OBJECTIVE
For this exercise, repeat all of the material verbatim apart from its images.
━━━ INPUT DATA ━━━
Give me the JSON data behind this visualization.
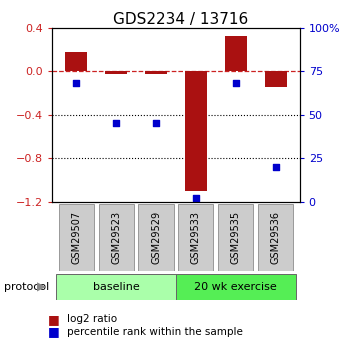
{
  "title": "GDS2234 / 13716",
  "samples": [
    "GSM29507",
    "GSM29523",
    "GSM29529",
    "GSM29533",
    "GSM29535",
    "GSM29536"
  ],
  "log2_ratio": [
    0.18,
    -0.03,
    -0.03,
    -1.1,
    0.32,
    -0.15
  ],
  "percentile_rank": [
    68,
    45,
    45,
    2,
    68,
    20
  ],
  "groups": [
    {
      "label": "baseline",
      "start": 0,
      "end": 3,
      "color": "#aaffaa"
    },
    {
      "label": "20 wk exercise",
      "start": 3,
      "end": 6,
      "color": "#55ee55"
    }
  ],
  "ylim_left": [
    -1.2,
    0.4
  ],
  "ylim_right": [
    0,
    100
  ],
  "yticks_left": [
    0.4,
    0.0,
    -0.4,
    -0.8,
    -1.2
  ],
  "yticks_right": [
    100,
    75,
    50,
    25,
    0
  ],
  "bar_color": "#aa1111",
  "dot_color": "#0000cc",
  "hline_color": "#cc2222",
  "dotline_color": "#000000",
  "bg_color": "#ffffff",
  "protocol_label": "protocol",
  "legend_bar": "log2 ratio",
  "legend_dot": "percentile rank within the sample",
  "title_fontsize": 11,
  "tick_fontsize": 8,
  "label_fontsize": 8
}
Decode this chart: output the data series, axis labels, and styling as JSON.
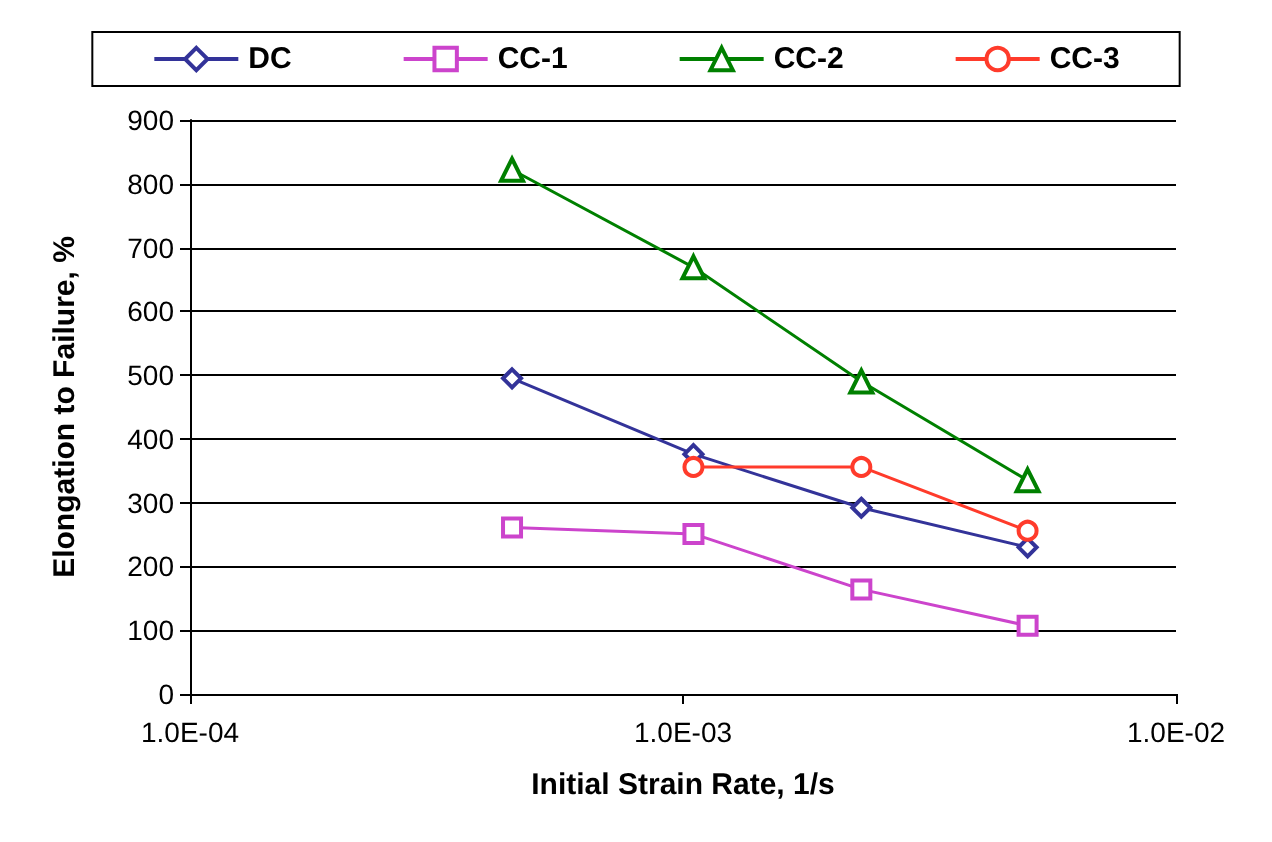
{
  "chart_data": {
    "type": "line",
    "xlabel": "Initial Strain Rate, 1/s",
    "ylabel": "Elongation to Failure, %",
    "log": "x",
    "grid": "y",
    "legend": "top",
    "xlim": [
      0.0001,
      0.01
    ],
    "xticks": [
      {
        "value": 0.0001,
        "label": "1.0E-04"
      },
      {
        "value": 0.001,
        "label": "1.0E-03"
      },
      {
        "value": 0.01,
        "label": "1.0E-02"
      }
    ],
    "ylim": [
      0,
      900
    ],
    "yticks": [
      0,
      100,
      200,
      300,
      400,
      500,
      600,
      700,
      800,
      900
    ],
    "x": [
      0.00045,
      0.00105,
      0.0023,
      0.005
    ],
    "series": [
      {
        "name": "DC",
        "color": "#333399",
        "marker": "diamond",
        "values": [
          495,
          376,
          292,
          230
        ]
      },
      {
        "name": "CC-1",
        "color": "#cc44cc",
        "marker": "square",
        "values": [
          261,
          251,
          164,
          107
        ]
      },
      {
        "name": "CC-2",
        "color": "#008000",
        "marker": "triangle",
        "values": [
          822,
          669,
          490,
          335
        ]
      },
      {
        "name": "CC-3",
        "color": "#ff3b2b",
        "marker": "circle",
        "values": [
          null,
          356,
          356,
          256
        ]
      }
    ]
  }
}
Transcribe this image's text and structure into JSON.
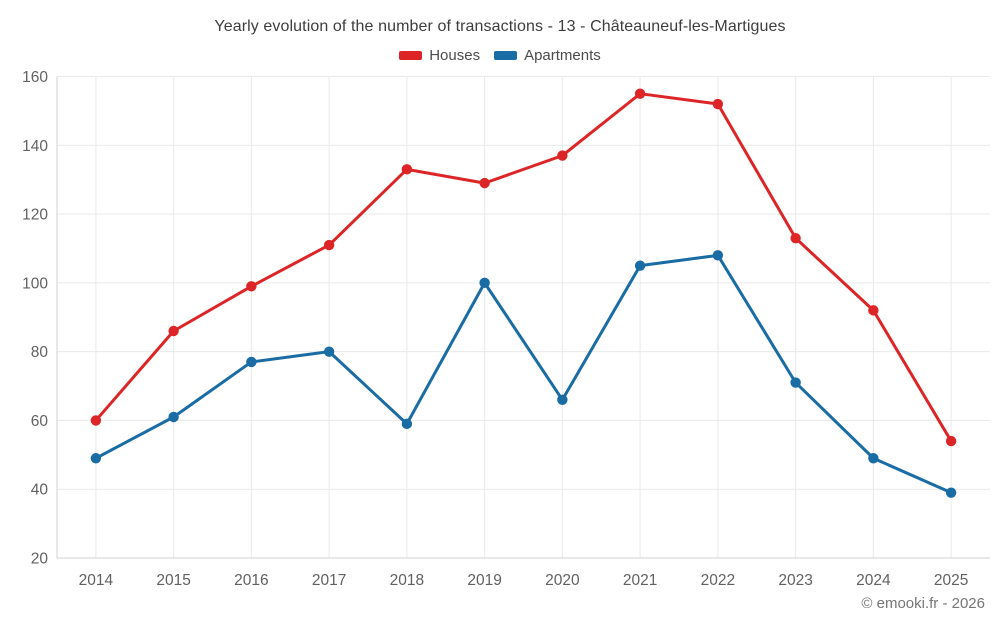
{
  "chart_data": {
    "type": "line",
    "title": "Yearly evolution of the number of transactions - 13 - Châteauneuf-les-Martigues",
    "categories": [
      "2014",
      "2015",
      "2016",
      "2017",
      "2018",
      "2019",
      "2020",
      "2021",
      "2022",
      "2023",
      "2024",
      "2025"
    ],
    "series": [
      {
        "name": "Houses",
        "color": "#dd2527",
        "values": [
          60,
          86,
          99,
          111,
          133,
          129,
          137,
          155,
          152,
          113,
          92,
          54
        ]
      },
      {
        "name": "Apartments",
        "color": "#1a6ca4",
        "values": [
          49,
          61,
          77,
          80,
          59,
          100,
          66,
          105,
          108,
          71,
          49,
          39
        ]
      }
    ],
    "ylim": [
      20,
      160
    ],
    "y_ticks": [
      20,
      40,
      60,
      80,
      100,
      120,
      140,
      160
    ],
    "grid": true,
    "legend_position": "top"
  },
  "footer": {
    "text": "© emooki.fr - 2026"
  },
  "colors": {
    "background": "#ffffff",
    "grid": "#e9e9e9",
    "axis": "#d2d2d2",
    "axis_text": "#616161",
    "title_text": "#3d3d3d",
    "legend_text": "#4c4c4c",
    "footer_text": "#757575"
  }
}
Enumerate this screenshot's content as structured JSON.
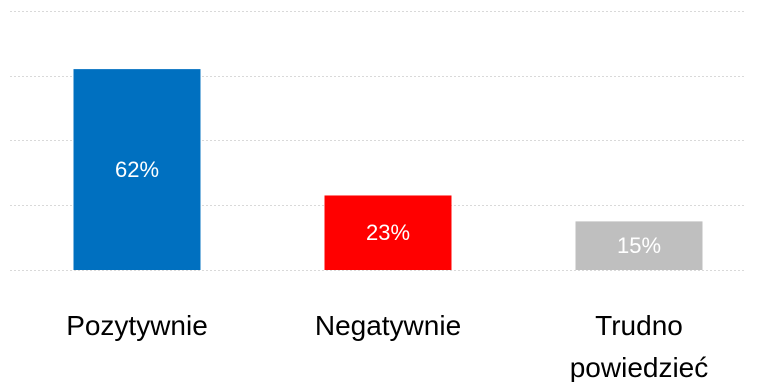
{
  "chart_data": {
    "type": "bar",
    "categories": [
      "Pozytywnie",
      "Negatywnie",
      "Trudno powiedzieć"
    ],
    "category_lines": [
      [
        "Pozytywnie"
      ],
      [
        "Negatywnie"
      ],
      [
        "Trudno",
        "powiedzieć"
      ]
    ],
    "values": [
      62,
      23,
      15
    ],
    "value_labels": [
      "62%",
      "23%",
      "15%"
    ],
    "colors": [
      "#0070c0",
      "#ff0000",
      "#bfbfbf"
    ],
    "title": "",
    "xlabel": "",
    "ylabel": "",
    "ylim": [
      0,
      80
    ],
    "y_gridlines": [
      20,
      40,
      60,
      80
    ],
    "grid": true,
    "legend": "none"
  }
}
━━━
TASK ANSWER
Give me the JSON data behind this visualization.
{
  "title": "GDS2234 / 13716",
  "samples": [
    "GSM29507",
    "GSM29523",
    "GSM29529",
    "GSM29533",
    "GSM29535",
    "GSM29536"
  ],
  "log2_ratio": [
    0.18,
    -0.03,
    -0.03,
    -1.1,
    0.32,
    -0.15
  ],
  "percentile_rank": [
    68,
    45,
    45,
    2,
    68,
    20
  ],
  "groups": [
    {
      "label": "baseline",
      "start": 0,
      "end": 3,
      "color": "#aaffaa"
    },
    {
      "label": "20 wk exercise",
      "start": 3,
      "end": 6,
      "color": "#55ee55"
    }
  ],
  "ylim_left": [
    -1.2,
    0.4
  ],
  "ylim_right": [
    0,
    100
  ],
  "yticks_left": [
    0.4,
    0.0,
    -0.4,
    -0.8,
    -1.2
  ],
  "yticks_right": [
    100,
    75,
    50,
    25,
    0
  ],
  "bar_color": "#aa1111",
  "dot_color": "#0000cc",
  "hline_color": "#cc2222",
  "dotline_color": "#000000",
  "bg_color": "#ffffff",
  "protocol_label": "protocol",
  "legend_bar": "log2 ratio",
  "legend_dot": "percentile rank within the sample",
  "title_fontsize": 11,
  "tick_fontsize": 8,
  "label_fontsize": 8
}
Decode this chart: output the data series, axis labels, and styling as JSON.
{
  "chart_data": {
    "type": "line",
    "xlabel": "Initial Strain Rate, 1/s",
    "ylabel": "Elongation to Failure, %",
    "log": "x",
    "grid": "y",
    "legend": "top",
    "xlim": [
      0.0001,
      0.01
    ],
    "xticks": [
      {
        "value": 0.0001,
        "label": "1.0E-04"
      },
      {
        "value": 0.001,
        "label": "1.0E-03"
      },
      {
        "value": 0.01,
        "label": "1.0E-02"
      }
    ],
    "ylim": [
      0,
      900
    ],
    "yticks": [
      0,
      100,
      200,
      300,
      400,
      500,
      600,
      700,
      800,
      900
    ],
    "x": [
      0.00045,
      0.00105,
      0.0023,
      0.005
    ],
    "series": [
      {
        "name": "DC",
        "color": "#333399",
        "marker": "diamond",
        "values": [
          495,
          376,
          292,
          230
        ]
      },
      {
        "name": "CC-1",
        "color": "#cc44cc",
        "marker": "square",
        "values": [
          261,
          251,
          164,
          107
        ]
      },
      {
        "name": "CC-2",
        "color": "#008000",
        "marker": "triangle",
        "values": [
          822,
          669,
          490,
          335
        ]
      },
      {
        "name": "CC-3",
        "color": "#ff3b2b",
        "marker": "circle",
        "values": [
          null,
          356,
          356,
          256
        ]
      }
    ]
  }
}
Transcribe this image's text and structure into JSON.
{
  "chart_data": {
    "type": "line",
    "title": "Yearly evolution of the number of transactions - 13 - Châteauneuf-les-Martigues",
    "categories": [
      "2014",
      "2015",
      "2016",
      "2017",
      "2018",
      "2019",
      "2020",
      "2021",
      "2022",
      "2023",
      "2024",
      "2025"
    ],
    "series": [
      {
        "name": "Houses",
        "color": "#dd2527",
        "values": [
          60,
          86,
          99,
          111,
          133,
          129,
          137,
          155,
          152,
          113,
          92,
          54
        ]
      },
      {
        "name": "Apartments",
        "color": "#1a6ca4",
        "values": [
          49,
          61,
          77,
          80,
          59,
          100,
          66,
          105,
          108,
          71,
          49,
          39
        ]
      }
    ],
    "ylim": [
      20,
      160
    ],
    "y_ticks": [
      20,
      40,
      60,
      80,
      100,
      120,
      140,
      160
    ],
    "grid": true,
    "legend_position": "top"
  },
  "footer": {
    "text": "© emooki.fr - 2026"
  },
  "colors": {
    "background": "#ffffff",
    "grid": "#e9e9e9",
    "axis": "#d2d2d2",
    "axis_text": "#616161",
    "title_text": "#3d3d3d",
    "legend_text": "#4c4c4c",
    "footer_text": "#757575"
  }
}
Enumerate this screenshot's content as structured JSON.
{
  "chart_data": {
    "type": "bar",
    "categories": [
      "Pozytywnie",
      "Negatywnie",
      "Trudno powiedzieć"
    ],
    "category_lines": [
      [
        "Pozytywnie"
      ],
      [
        "Negatywnie"
      ],
      [
        "Trudno",
        "powiedzieć"
      ]
    ],
    "values": [
      62,
      23,
      15
    ],
    "value_labels": [
      "62%",
      "23%",
      "15%"
    ],
    "colors": [
      "#0070c0",
      "#ff0000",
      "#bfbfbf"
    ],
    "title": "",
    "xlabel": "",
    "ylabel": "",
    "ylim": [
      0,
      80
    ],
    "y_gridlines": [
      20,
      40,
      60,
      80
    ],
    "grid": true,
    "legend": "none"
  }
}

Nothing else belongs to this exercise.